▶ [GIVEN PROBLEM]: Extract the section of the passage on the DMW directory services agreement's useful life that begins at the words "The Company also" and stops after "for the DMW DSA.". Copy it word for word.

# Start of TEXT PASSAGE

The Company also took into consideration qualitative factors such as the fact that the DSA provides a barrier to entry for Independent publishers who compete with DMW and other potential market participants, based on RHD’s exclusive right to publish yellow and white pages directories for telecos. Finally, the Company considered the other evaluation criteria as set forth in SFAS 142 for contractual-based intangible assets, none of which implied any reduction in the RUL of the DMW DSA. When the quantitative point estimates are combined with the qualitative factors, the Company concluded that a reduction to 33 years, the mid point of the above noted range, is a reasonable estimate for the RUL for the DMW DSA.

# End of TEXT PASSAGE
# Start of DATASET EXCERPTS

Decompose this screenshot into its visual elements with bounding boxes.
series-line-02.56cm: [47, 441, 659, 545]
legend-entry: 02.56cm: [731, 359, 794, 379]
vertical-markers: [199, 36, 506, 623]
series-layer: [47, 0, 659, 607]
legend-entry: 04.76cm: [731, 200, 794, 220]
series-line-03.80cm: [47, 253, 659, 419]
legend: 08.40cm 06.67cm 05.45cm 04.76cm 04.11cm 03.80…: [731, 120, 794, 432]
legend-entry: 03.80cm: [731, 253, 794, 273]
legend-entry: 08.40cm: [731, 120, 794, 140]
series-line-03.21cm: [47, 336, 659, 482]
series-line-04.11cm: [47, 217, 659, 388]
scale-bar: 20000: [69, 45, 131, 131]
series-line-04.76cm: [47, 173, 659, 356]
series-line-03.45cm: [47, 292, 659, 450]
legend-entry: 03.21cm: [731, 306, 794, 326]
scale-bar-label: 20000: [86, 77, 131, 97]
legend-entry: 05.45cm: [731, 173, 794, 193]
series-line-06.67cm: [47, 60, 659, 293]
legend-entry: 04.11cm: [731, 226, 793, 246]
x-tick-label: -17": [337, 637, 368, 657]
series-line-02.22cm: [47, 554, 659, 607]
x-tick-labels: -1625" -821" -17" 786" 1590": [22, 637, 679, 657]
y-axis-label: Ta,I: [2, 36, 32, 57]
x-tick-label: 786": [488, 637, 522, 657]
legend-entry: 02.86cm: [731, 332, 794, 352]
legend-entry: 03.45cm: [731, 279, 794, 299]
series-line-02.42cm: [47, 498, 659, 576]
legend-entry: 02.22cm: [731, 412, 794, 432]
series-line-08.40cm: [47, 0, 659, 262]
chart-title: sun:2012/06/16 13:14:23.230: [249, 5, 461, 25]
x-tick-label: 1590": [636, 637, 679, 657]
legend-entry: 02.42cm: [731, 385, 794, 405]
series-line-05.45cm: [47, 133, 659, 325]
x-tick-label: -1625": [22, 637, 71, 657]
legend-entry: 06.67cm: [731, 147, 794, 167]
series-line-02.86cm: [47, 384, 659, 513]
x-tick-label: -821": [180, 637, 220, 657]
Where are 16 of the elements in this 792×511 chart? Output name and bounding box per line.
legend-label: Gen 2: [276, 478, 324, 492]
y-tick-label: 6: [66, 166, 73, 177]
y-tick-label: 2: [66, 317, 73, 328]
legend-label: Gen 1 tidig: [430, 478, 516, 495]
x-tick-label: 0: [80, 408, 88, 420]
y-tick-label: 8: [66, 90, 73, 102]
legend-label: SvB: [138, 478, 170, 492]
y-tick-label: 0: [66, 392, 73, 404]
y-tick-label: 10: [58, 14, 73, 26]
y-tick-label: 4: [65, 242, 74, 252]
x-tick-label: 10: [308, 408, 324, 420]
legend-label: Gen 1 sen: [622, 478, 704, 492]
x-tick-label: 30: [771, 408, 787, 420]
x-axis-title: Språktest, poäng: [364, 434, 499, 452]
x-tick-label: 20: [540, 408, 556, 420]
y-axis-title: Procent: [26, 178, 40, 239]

# End of DATASET EXCERPTS

▶ [ANSWER FOR THIS EXERCISE]:
The Company also took into consideration qualitative factors such as the fact that the DSA provides a barrier to entry for Independent publishers who compete with DMW and other potential market participants, based on RHD’s exclusive right to publish yellow and white pages directories for telecos. Finally, the Company considered the other evaluation criteria as set forth in SFAS 142 for contractual-based intangible assets, none of which implied any reduction in the RUL of the DMW DSA. When the quantitative point estimates are combined with the qualitative factors, the Company concluded that a reduction to 33 years, the mid point of the above noted range, is a reasonable estimate for the RUL for the DMW DSA.